Entries taken from a collection:
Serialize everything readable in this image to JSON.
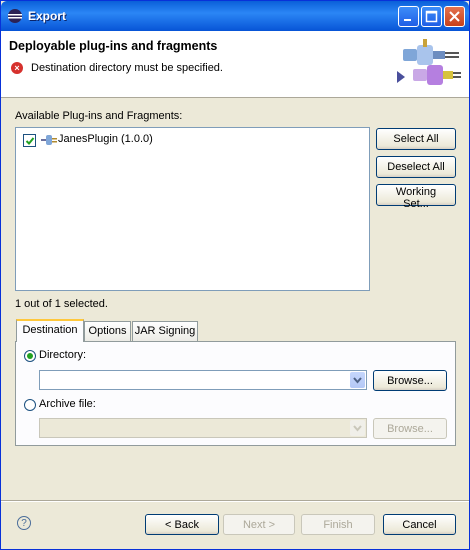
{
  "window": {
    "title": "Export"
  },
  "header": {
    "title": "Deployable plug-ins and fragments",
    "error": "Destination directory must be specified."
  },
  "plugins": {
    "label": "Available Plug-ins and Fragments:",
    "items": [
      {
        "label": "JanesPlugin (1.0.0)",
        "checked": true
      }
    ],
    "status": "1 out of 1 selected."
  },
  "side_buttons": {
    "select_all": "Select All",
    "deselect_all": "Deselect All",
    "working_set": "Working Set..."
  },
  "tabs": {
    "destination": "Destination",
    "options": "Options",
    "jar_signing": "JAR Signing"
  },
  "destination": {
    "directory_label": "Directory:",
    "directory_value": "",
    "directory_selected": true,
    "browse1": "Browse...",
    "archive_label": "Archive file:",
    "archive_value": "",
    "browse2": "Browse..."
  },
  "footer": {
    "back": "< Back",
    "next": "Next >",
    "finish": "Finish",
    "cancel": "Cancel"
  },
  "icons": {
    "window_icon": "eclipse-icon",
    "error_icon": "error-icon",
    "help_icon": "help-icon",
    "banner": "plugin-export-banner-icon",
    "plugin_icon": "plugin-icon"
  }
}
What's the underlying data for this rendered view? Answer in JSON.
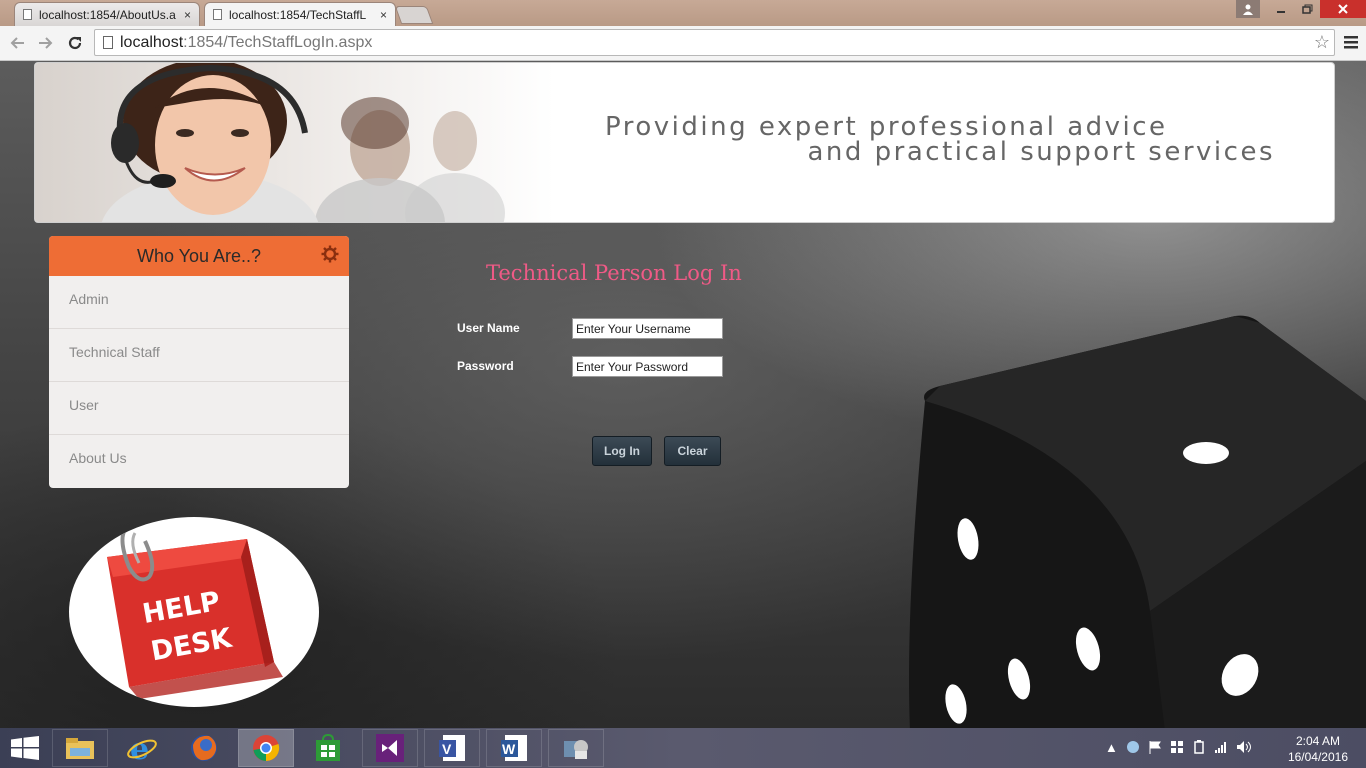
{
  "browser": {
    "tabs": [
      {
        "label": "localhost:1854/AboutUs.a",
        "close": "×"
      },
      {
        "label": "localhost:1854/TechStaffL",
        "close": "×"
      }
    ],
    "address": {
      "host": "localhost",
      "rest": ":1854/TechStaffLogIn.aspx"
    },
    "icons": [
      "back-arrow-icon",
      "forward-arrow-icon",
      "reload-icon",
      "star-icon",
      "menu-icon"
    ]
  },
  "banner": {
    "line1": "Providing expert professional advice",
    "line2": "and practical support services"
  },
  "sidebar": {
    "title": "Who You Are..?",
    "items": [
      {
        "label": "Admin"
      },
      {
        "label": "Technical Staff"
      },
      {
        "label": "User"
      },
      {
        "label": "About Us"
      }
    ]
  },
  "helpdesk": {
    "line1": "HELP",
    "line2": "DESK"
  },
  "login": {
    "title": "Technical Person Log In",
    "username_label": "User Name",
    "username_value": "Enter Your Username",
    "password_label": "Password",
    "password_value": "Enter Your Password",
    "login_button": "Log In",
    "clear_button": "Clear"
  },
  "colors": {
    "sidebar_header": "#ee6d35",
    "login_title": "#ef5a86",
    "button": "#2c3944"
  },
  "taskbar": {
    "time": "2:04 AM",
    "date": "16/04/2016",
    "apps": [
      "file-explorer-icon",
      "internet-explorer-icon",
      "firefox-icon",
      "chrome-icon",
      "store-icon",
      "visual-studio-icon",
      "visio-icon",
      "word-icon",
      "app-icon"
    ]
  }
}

...

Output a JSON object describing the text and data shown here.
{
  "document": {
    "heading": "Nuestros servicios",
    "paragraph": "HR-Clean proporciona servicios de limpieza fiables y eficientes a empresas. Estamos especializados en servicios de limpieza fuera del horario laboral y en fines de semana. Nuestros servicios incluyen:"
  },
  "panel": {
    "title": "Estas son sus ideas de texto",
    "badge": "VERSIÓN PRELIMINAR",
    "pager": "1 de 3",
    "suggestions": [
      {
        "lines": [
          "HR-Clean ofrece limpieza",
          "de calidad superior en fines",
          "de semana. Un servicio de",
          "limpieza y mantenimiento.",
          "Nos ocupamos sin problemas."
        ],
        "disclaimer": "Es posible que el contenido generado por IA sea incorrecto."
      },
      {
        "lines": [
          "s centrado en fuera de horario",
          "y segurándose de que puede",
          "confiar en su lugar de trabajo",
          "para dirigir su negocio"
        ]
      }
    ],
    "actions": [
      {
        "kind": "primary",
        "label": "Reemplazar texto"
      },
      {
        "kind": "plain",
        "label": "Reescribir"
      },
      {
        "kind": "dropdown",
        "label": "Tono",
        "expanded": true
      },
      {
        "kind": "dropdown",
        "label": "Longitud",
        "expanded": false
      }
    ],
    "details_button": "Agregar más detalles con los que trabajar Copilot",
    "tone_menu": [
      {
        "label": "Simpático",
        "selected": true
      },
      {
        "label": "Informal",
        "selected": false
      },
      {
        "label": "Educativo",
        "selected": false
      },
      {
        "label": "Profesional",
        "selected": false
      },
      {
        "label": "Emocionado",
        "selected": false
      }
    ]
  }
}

To be done
Using the records above, copy every line that has the word "file" in it.

Full response
    "archive_label": "Archive file:",
      "file-explorer-icon",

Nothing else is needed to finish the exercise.